#### Excerpted records
•••••
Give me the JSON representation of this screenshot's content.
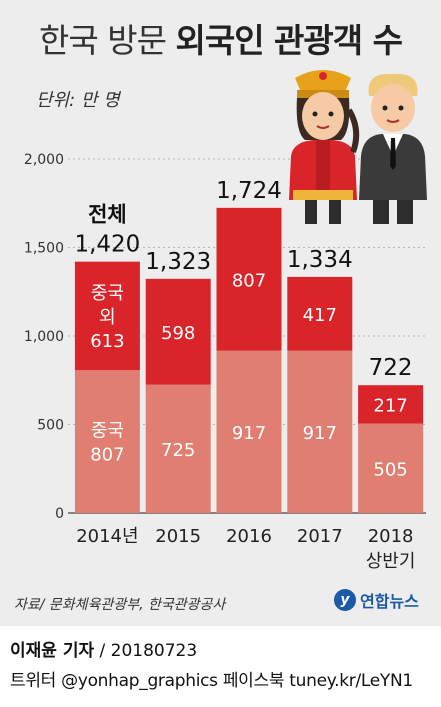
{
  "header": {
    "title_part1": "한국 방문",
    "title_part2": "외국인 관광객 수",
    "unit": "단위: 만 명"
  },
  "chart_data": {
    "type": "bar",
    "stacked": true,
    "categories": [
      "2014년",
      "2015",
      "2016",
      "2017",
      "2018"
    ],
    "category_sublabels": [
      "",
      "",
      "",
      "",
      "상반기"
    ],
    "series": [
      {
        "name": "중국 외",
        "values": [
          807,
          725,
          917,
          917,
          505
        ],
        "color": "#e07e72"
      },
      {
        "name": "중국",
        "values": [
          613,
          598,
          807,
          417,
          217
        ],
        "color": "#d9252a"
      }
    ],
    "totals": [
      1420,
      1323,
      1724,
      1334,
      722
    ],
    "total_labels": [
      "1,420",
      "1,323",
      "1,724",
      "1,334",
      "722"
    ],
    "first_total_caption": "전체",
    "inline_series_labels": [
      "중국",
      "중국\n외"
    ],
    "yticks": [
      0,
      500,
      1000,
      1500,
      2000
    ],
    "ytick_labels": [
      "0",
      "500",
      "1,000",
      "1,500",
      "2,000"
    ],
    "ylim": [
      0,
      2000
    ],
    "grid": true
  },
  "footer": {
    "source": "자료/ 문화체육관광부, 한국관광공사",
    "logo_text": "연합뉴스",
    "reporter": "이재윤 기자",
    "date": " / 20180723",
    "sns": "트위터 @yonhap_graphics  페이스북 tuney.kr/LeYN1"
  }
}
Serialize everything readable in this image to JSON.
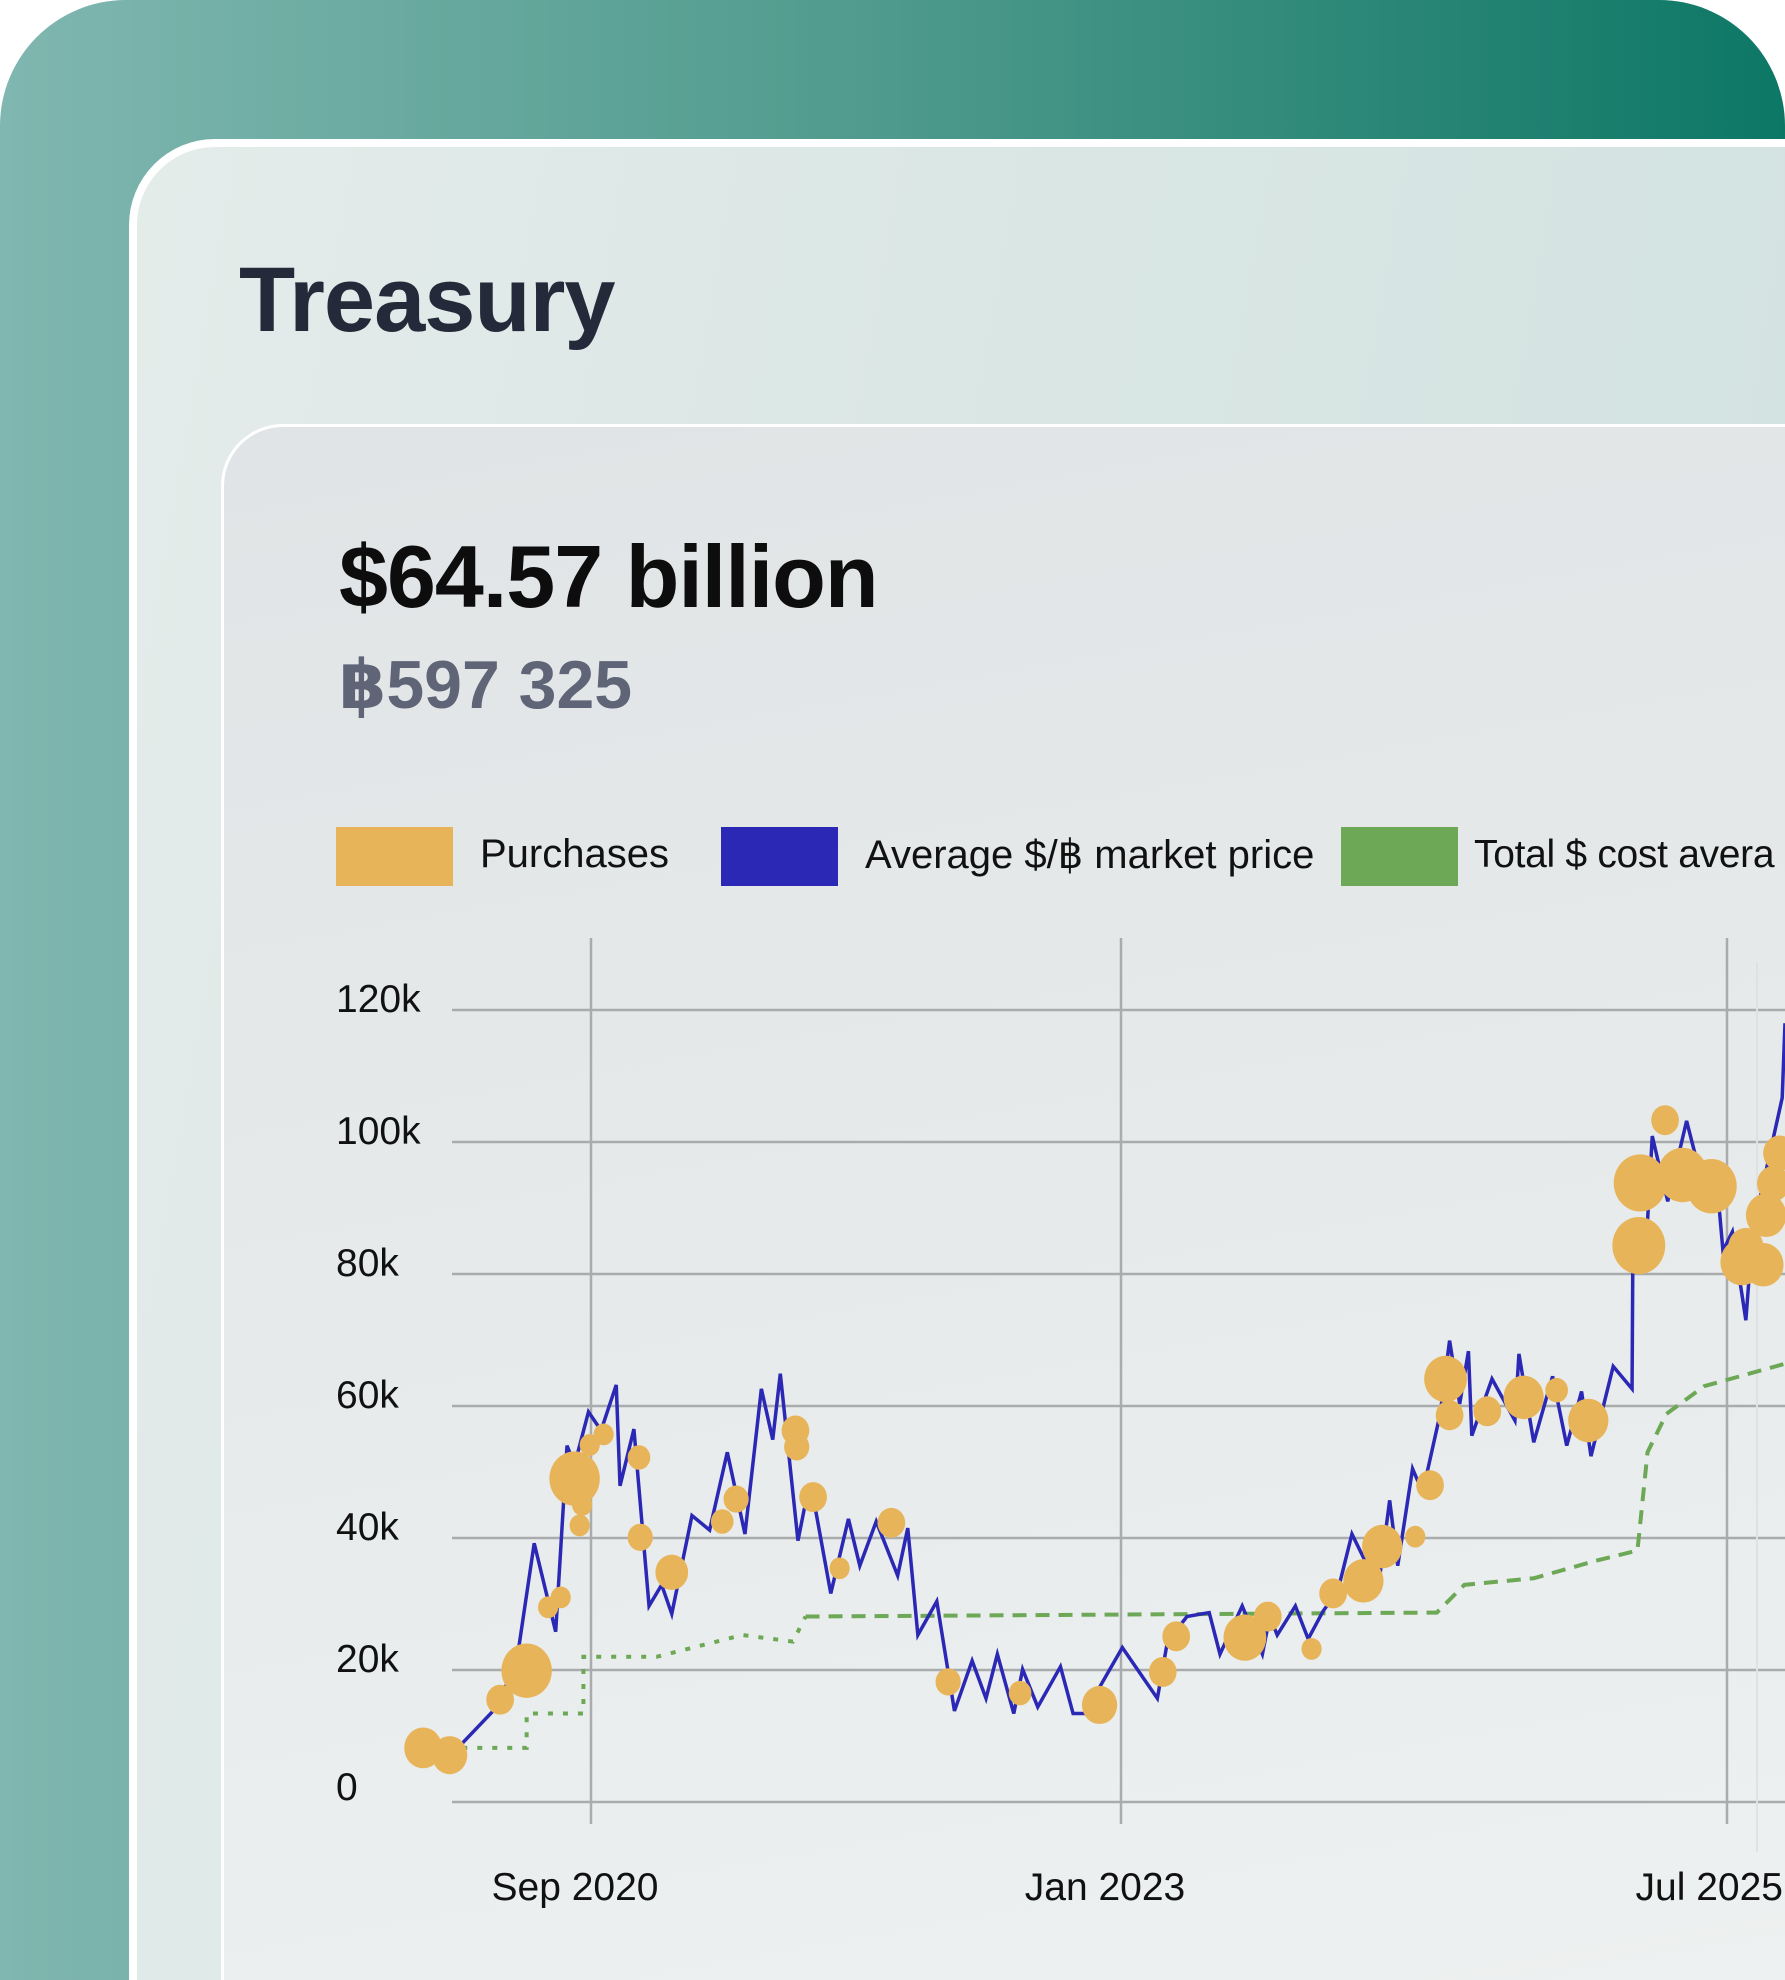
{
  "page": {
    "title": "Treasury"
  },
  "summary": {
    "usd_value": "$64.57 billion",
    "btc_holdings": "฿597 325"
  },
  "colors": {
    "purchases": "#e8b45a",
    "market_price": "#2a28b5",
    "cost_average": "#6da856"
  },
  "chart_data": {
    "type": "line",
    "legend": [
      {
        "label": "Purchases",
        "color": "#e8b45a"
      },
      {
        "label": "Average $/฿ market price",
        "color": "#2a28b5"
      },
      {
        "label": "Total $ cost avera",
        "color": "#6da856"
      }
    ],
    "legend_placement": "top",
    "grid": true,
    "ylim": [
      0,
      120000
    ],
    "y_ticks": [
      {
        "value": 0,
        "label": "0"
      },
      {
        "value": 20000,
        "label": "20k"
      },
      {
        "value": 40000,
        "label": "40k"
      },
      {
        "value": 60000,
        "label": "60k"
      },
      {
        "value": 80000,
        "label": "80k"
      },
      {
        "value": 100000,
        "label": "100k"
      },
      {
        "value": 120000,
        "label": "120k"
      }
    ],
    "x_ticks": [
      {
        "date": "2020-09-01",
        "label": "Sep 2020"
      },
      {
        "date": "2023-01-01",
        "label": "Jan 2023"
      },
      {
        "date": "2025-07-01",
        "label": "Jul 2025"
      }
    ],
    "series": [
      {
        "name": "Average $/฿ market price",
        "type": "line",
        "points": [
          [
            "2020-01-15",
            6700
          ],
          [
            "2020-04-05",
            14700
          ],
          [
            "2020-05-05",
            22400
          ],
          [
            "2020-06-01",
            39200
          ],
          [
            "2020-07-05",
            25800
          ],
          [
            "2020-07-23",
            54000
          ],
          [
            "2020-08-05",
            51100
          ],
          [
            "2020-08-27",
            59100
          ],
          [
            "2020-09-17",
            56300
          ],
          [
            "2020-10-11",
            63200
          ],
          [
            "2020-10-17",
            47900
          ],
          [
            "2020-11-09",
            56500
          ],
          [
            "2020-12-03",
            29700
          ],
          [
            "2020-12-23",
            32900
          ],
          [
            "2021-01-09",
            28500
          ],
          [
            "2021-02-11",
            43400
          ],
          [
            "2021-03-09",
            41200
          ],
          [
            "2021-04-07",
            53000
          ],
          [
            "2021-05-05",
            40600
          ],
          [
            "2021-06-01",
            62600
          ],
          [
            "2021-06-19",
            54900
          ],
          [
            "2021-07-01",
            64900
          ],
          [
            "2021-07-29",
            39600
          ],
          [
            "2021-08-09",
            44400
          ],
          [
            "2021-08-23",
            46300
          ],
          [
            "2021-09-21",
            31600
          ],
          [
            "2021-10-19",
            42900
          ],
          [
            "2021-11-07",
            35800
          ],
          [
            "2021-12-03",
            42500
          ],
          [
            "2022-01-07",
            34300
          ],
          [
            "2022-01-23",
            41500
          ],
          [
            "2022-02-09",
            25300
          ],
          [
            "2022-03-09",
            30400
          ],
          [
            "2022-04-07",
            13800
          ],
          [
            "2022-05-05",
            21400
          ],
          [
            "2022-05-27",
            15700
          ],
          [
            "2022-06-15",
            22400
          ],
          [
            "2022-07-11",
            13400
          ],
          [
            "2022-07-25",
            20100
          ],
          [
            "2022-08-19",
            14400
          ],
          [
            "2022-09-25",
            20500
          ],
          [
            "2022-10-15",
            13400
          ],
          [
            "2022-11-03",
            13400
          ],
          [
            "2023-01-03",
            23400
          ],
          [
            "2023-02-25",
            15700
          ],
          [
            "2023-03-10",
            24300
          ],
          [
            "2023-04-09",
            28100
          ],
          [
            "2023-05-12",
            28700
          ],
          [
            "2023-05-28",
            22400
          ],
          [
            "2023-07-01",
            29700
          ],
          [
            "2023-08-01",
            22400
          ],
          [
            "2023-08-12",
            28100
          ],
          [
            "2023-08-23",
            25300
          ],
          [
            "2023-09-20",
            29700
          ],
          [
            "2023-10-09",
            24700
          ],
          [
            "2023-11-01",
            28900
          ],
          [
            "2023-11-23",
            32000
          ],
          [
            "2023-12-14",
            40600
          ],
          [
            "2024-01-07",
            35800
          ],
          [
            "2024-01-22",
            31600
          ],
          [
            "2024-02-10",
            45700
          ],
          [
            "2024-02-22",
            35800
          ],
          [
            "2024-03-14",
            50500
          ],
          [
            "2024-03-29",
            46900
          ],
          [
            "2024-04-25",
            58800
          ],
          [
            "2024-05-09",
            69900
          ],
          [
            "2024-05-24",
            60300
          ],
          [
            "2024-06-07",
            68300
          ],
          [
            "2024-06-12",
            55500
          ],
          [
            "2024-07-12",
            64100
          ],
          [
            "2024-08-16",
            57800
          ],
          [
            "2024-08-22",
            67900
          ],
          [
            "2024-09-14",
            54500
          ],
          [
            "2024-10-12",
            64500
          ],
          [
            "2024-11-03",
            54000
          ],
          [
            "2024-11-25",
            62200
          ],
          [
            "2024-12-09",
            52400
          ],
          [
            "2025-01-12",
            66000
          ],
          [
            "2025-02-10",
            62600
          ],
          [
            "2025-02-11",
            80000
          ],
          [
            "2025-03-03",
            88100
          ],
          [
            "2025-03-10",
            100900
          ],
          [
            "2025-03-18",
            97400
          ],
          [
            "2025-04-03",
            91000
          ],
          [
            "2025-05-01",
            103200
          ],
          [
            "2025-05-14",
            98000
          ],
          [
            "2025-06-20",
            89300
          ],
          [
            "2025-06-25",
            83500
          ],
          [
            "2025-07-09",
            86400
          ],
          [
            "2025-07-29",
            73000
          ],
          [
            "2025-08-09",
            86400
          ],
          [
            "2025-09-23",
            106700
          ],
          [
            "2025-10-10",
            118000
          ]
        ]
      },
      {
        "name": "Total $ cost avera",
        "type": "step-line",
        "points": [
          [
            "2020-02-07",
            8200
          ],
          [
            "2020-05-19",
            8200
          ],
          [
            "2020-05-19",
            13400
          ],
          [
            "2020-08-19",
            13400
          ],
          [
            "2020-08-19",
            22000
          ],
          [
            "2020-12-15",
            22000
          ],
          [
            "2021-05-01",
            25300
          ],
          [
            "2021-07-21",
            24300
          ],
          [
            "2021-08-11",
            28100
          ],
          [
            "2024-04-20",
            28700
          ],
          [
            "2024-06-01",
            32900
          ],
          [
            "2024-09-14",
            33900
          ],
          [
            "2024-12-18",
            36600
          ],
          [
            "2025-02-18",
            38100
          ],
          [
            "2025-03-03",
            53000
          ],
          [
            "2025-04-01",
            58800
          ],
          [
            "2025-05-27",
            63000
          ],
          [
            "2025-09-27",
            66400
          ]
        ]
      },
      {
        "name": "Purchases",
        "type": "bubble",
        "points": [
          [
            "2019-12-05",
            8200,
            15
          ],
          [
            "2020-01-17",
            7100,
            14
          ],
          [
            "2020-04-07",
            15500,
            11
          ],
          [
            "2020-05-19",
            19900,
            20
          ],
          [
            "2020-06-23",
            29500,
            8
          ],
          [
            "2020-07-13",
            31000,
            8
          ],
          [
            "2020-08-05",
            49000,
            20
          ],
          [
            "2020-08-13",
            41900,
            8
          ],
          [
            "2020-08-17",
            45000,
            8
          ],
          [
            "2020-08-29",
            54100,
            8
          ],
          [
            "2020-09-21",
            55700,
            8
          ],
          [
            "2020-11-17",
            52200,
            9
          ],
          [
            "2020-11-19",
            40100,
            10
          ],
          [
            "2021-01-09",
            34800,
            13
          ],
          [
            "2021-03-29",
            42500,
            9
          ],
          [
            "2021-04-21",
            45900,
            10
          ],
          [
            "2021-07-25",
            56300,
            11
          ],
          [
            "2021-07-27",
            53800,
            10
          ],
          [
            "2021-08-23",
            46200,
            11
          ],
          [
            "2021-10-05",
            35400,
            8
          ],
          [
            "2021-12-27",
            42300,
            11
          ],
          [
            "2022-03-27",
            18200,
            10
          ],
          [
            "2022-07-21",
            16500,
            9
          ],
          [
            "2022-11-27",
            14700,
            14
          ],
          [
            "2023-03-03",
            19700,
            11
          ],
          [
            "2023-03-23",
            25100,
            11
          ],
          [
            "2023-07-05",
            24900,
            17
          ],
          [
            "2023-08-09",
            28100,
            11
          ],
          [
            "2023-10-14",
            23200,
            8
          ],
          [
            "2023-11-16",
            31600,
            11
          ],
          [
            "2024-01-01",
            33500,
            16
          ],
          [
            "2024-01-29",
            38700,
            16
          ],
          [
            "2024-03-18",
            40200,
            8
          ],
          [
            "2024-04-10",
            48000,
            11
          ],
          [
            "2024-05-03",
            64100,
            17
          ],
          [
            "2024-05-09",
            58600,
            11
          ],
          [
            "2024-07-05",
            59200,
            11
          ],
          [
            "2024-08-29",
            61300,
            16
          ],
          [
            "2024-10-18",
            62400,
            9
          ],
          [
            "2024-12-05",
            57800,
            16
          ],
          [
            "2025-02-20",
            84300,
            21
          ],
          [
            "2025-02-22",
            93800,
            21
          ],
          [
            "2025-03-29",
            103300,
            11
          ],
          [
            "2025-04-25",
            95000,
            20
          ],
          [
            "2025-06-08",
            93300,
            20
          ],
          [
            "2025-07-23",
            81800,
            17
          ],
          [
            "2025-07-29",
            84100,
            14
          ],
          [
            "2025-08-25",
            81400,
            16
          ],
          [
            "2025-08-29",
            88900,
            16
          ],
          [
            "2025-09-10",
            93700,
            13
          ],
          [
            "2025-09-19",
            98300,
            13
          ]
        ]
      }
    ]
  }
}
•••••
#### Work required
Report back each line of the entries that holds the string "JSON".

#### Finished exercise
Give me the JSON representation of this screenshot's content.
Serialize everything readable in this image to JSON.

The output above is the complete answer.